(Rows from a figure dataset)
┌────────

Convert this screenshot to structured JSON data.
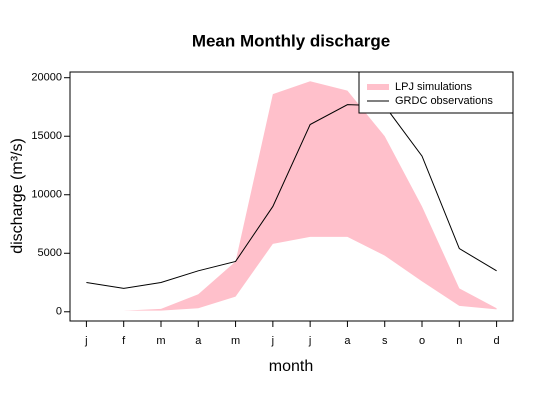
{
  "chart_data": {
    "type": "band-line",
    "title": "Mean Monthly discharge",
    "x_label": "month",
    "y_label": "discharge (m³/s)",
    "categories": [
      "j",
      "f",
      "m",
      "a",
      "m",
      "j",
      "j",
      "a",
      "s",
      "o",
      "n",
      "d"
    ],
    "series": [
      {
        "name": "LPJ simulations",
        "color": "#ffc0cb",
        "lower": [
          100,
          100,
          100,
          300,
          1300,
          5800,
          6400,
          6400,
          4800,
          2600,
          500,
          200
        ],
        "upper": [
          100,
          100,
          250,
          1500,
          4300,
          18600,
          19700,
          18900,
          15000,
          9000,
          2000,
          300
        ]
      },
      {
        "name": "GRDC observations",
        "color": "#000000",
        "values": [
          2500,
          2000,
          2500,
          3500,
          4300,
          9000,
          16000,
          17700,
          17600,
          13300,
          5400,
          3500
        ]
      }
    ],
    "ylim": [
      -788,
      20488
    ],
    "yticks": [
      0,
      5000,
      10000,
      15000,
      20000
    ],
    "legend": "top-right"
  }
}
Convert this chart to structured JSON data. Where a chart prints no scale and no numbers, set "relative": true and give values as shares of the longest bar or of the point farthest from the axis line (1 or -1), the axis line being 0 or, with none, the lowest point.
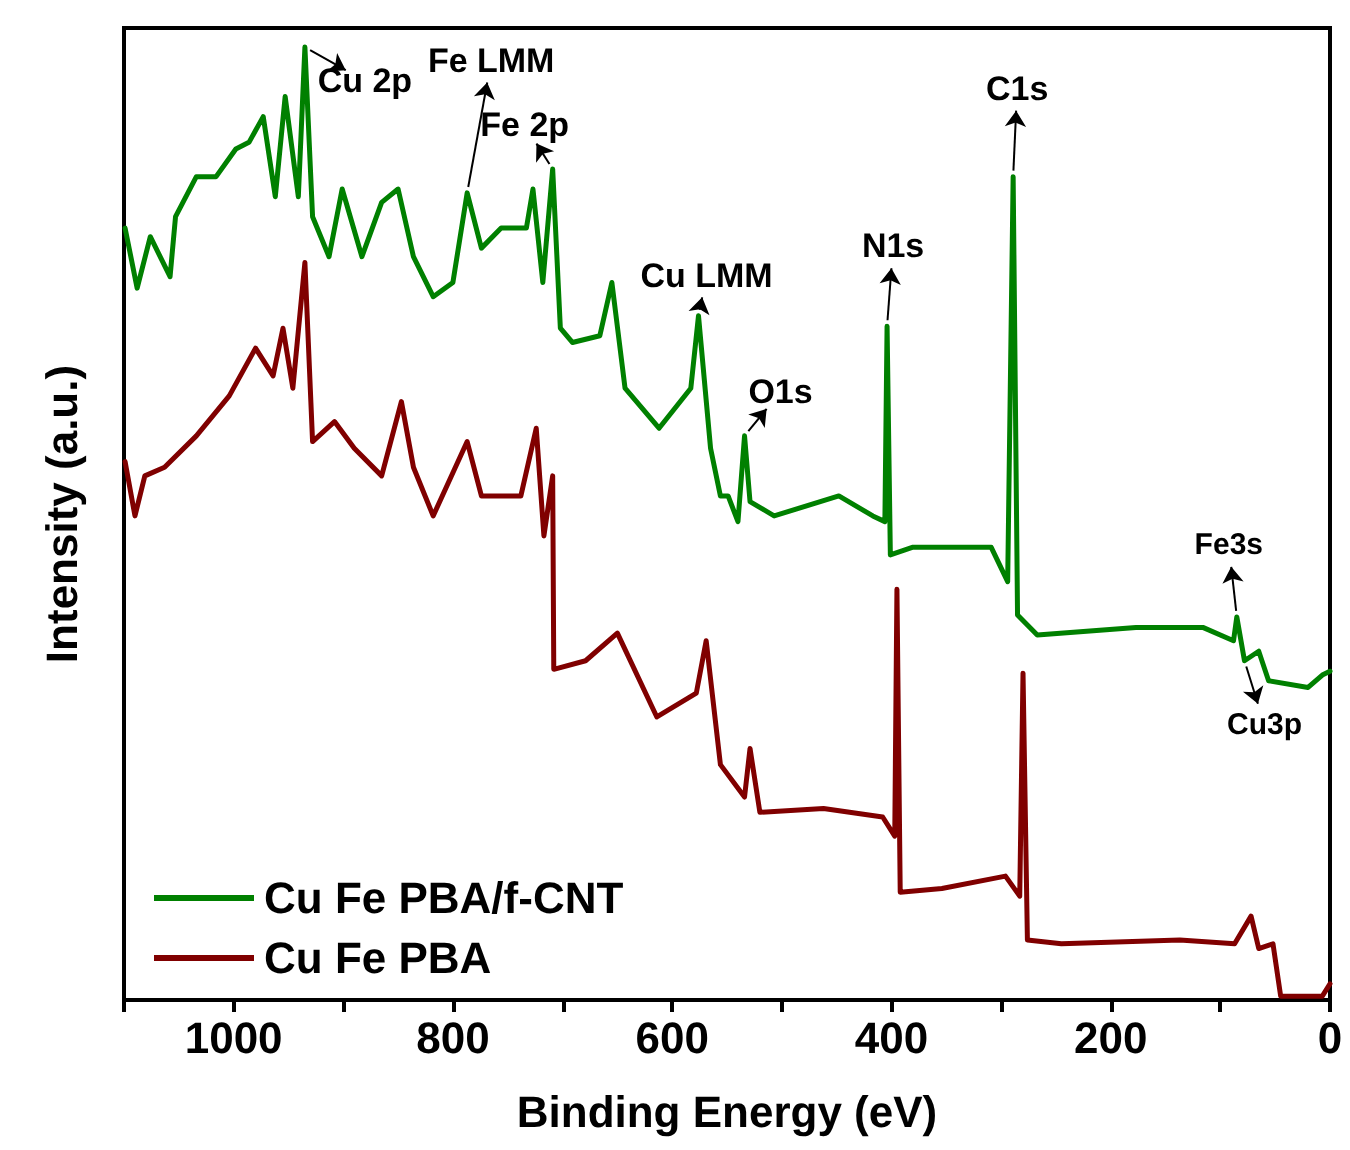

└────────

__The exercise__
Drop the images and quote the entries word for word.

__Result of this task__
Convert this screenshot to structured JSON data.
{
  "chart_data": {
    "type": "band-line",
    "title": "Mean Monthly discharge",
    "x_label": "month",
    "y_label": "discharge (m³/s)",
    "categories": [
      "j",
      "f",
      "m",
      "a",
      "m",
      "j",
      "j",
      "a",
      "s",
      "o",
      "n",
      "d"
    ],
    "series": [
      {
        "name": "LPJ simulations",
        "color": "#ffc0cb",
        "lower": [
          100,
          100,
          100,
          300,
          1300,
          5800,
          6400,
          6400,
          4800,
          2600,
          500,
          200
        ],
        "upper": [
          100,
          100,
          250,
          1500,
          4300,
          18600,
          19700,
          18900,
          15000,
          9000,
          2000,
          300
        ]
      },
      {
        "name": "GRDC observations",
        "color": "#000000",
        "values": [
          2500,
          2000,
          2500,
          3500,
          4300,
          9000,
          16000,
          17700,
          17600,
          13300,
          5400,
          3500
        ]
      }
    ],
    "ylim": [
      -788,
      20488
    ],
    "yticks": [
      0,
      5000,
      10000,
      15000,
      20000
    ],
    "legend": "top-right"
  }
}
Convert this chart to structured JSON data. Where a chart prints no scale and no numbers, set "relative": true and give values as shares of the longest bar or of the point farthest from the axis line (1 or -1), the axis line being 0 or, with none, the lowest point.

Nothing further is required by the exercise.